THE REQUEST:
Identify the lines that contain the word "междурядьях" and copy each one.

── TASK MATERIAL

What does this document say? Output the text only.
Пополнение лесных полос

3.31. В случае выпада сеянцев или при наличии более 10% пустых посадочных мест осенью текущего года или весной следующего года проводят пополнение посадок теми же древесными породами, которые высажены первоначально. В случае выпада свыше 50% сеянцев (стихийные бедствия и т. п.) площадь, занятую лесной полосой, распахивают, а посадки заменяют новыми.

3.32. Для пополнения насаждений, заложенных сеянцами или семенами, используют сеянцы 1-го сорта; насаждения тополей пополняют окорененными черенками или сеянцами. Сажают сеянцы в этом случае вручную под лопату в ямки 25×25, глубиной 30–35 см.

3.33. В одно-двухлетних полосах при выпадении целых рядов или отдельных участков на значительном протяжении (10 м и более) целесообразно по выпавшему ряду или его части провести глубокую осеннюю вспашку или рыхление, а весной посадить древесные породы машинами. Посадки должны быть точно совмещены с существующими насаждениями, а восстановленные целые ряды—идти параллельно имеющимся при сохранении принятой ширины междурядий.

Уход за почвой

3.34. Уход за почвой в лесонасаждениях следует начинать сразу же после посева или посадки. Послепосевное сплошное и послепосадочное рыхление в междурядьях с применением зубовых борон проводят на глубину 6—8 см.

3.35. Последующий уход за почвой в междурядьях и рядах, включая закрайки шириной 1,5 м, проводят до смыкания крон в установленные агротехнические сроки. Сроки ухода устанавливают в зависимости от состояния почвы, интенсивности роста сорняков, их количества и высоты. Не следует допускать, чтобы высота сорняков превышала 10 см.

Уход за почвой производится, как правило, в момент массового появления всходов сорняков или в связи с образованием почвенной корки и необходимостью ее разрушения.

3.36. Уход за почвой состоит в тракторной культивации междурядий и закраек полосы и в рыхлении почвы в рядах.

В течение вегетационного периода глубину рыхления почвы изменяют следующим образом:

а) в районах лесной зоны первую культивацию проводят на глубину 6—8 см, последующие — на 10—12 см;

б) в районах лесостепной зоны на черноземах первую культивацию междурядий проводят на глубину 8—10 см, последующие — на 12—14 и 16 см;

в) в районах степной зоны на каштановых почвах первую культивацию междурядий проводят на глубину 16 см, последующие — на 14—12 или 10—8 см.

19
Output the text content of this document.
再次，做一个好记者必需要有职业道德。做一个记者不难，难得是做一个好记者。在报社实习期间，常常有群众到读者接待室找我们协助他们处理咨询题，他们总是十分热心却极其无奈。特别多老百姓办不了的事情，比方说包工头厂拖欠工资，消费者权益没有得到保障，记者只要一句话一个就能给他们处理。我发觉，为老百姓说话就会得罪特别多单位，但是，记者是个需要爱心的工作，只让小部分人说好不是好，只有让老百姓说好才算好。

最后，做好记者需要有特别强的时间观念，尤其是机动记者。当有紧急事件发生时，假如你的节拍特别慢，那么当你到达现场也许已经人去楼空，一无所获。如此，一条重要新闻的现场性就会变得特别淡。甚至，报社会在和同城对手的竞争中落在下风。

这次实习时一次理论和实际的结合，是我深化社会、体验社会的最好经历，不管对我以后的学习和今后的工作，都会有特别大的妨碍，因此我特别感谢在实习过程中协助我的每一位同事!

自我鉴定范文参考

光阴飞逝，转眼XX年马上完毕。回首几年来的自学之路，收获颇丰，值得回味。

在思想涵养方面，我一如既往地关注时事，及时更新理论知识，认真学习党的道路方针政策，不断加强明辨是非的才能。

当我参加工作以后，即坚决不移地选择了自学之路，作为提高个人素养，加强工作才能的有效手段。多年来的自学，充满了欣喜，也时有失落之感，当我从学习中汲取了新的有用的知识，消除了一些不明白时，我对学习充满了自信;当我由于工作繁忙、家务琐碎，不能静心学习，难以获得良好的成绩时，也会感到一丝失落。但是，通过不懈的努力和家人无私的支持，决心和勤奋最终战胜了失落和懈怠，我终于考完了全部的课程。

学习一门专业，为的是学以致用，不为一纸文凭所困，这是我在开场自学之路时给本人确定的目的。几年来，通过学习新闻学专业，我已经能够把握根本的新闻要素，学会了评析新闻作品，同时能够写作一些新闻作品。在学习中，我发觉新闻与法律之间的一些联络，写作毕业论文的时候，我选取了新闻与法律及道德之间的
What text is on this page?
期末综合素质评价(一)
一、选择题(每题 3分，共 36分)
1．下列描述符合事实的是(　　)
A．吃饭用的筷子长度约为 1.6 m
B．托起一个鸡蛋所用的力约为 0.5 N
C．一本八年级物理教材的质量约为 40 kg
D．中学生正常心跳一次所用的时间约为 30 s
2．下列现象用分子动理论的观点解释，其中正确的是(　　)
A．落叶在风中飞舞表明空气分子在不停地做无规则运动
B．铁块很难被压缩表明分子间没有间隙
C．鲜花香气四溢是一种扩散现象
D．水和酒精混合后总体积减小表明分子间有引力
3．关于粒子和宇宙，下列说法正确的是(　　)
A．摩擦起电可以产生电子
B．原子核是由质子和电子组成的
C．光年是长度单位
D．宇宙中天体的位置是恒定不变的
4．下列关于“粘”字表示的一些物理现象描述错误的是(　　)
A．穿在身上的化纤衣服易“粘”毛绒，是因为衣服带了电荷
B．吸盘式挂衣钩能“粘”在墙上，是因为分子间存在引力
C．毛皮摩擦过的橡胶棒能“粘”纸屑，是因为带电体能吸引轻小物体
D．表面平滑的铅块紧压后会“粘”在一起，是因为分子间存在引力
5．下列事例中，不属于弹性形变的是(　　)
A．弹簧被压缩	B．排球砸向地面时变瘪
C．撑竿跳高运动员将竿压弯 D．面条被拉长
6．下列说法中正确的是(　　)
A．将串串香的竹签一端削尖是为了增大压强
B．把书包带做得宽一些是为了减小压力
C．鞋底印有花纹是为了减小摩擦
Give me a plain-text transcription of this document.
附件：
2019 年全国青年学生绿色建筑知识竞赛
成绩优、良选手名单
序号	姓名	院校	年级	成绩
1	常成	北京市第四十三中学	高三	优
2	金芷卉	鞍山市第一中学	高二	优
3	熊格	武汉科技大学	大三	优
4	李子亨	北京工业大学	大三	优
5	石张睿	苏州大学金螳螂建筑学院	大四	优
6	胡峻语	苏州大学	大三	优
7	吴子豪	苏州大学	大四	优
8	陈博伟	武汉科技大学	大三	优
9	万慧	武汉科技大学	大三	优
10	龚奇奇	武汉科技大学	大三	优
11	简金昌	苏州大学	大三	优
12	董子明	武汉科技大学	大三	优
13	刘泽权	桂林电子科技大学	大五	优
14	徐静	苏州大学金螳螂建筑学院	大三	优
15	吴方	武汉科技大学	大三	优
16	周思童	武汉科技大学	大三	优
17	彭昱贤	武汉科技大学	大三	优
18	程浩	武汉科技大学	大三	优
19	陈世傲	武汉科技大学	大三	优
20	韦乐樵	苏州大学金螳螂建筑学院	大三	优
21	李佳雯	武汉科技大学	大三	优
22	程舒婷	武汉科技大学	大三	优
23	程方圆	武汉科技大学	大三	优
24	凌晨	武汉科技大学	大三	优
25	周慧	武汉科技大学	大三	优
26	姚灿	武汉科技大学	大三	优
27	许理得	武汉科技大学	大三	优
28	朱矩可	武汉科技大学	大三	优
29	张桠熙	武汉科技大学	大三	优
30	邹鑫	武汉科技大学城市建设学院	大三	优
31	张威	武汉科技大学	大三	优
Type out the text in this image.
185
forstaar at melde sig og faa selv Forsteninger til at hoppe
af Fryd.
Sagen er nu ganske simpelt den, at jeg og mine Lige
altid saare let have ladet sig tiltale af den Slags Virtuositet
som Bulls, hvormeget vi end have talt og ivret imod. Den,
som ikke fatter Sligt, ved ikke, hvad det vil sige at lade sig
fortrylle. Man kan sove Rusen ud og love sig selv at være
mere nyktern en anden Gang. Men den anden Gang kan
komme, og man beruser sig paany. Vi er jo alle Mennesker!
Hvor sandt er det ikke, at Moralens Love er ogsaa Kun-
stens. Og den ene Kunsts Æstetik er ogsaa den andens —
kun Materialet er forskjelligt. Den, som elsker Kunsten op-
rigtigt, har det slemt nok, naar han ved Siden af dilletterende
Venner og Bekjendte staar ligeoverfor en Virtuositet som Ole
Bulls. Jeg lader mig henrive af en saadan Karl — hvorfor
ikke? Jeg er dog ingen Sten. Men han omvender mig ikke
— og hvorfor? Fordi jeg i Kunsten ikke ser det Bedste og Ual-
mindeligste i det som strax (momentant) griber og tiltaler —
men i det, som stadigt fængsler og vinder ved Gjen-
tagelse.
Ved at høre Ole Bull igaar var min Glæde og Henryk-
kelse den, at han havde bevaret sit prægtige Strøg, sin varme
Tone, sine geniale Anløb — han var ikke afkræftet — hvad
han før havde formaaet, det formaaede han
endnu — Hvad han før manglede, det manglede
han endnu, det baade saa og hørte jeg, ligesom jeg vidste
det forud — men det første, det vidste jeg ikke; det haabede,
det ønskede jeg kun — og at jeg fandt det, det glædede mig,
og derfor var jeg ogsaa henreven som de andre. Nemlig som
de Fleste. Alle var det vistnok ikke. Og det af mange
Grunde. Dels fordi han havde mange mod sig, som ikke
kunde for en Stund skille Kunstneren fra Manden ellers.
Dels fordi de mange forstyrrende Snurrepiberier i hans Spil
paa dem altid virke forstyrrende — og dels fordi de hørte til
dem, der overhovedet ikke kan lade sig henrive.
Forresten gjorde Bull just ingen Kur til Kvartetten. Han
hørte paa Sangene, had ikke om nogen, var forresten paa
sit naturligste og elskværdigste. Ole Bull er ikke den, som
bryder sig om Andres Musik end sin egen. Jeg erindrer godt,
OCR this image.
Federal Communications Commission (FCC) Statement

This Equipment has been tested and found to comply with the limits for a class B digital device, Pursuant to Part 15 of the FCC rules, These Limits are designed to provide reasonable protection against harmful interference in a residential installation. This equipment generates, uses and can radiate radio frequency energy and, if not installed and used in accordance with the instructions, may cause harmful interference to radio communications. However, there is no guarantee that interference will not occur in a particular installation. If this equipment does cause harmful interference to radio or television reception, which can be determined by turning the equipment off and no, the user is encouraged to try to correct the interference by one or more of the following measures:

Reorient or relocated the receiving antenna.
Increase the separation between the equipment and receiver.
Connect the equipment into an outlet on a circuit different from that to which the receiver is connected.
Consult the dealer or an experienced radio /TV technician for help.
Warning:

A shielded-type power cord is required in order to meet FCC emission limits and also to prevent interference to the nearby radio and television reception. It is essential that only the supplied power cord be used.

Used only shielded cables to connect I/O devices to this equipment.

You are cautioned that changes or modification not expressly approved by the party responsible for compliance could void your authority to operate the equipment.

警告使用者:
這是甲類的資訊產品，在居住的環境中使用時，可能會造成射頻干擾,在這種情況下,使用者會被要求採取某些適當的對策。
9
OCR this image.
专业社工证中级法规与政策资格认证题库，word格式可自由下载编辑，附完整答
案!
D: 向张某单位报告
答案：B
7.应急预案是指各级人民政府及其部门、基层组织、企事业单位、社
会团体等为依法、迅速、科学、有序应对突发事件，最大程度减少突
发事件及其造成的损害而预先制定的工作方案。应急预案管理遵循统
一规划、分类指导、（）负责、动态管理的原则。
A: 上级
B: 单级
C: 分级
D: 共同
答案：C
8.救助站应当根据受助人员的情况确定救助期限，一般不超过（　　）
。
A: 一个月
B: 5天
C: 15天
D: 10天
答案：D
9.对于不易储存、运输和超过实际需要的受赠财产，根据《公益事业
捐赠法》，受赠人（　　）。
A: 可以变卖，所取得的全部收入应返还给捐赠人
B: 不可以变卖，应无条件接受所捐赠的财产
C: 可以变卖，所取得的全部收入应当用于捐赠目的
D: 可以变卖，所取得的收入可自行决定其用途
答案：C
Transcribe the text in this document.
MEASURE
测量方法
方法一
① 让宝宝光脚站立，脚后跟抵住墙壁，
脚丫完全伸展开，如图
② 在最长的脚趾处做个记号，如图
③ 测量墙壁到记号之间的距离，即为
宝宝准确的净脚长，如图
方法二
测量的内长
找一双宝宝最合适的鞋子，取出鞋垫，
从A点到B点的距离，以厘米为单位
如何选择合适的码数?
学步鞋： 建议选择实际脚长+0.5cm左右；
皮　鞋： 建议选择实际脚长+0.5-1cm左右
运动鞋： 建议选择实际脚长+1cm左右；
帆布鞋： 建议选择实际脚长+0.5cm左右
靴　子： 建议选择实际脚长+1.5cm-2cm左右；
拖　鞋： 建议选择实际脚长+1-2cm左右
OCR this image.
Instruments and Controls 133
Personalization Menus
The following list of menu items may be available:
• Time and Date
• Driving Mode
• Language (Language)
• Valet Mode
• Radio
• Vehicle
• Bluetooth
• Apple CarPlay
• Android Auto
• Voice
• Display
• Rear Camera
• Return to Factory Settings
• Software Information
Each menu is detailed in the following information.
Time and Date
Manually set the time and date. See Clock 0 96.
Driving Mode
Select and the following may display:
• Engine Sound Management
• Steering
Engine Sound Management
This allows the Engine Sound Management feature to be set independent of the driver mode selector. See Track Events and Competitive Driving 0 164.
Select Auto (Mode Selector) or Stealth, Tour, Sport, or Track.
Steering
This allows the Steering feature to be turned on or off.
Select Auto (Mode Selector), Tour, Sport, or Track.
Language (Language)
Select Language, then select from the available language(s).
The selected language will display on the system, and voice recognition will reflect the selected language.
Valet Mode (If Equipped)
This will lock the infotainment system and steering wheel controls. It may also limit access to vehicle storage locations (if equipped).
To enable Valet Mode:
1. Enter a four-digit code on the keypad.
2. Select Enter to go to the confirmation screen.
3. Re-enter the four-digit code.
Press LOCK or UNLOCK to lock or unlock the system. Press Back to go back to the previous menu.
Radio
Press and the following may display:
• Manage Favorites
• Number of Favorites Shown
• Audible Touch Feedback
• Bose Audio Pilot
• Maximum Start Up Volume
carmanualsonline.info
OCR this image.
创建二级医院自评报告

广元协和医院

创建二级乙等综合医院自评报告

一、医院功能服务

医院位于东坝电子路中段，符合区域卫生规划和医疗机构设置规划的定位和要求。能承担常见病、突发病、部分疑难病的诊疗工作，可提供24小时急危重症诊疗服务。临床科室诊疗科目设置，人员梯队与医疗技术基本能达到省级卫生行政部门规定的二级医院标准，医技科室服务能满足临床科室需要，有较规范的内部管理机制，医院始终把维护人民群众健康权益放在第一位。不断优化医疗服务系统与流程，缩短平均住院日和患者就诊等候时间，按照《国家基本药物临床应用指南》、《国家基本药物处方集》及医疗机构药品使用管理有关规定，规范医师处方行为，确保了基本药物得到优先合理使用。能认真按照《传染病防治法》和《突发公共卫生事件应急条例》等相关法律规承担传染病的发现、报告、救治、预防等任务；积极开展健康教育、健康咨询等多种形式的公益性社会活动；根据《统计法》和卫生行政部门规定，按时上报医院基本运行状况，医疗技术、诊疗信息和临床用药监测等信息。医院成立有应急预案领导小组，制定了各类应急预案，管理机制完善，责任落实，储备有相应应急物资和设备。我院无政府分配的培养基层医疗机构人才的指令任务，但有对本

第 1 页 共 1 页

────

FINISHED EXERCISE:
3.34. Уход за почвой в лесонасаждениях следует начинать сразу же после посева или посадки. Послепосевное сплошное и послепосадочное рыхление в междурядьях с применением зубовых борон проводят на глубину 6—8 см.
3.35. Последующий уход за почвой в междурядьях и рядах, включая закрайки шириной 1,5 м, проводят до смыкания крон в установленные агротехнические сроки. Сроки ухода устанавливают в зависимости от состояния почвы, интенсивности роста сорняков, их количества и высоты. Не следует допускать, чтобы высота сорняков превышала 10 см.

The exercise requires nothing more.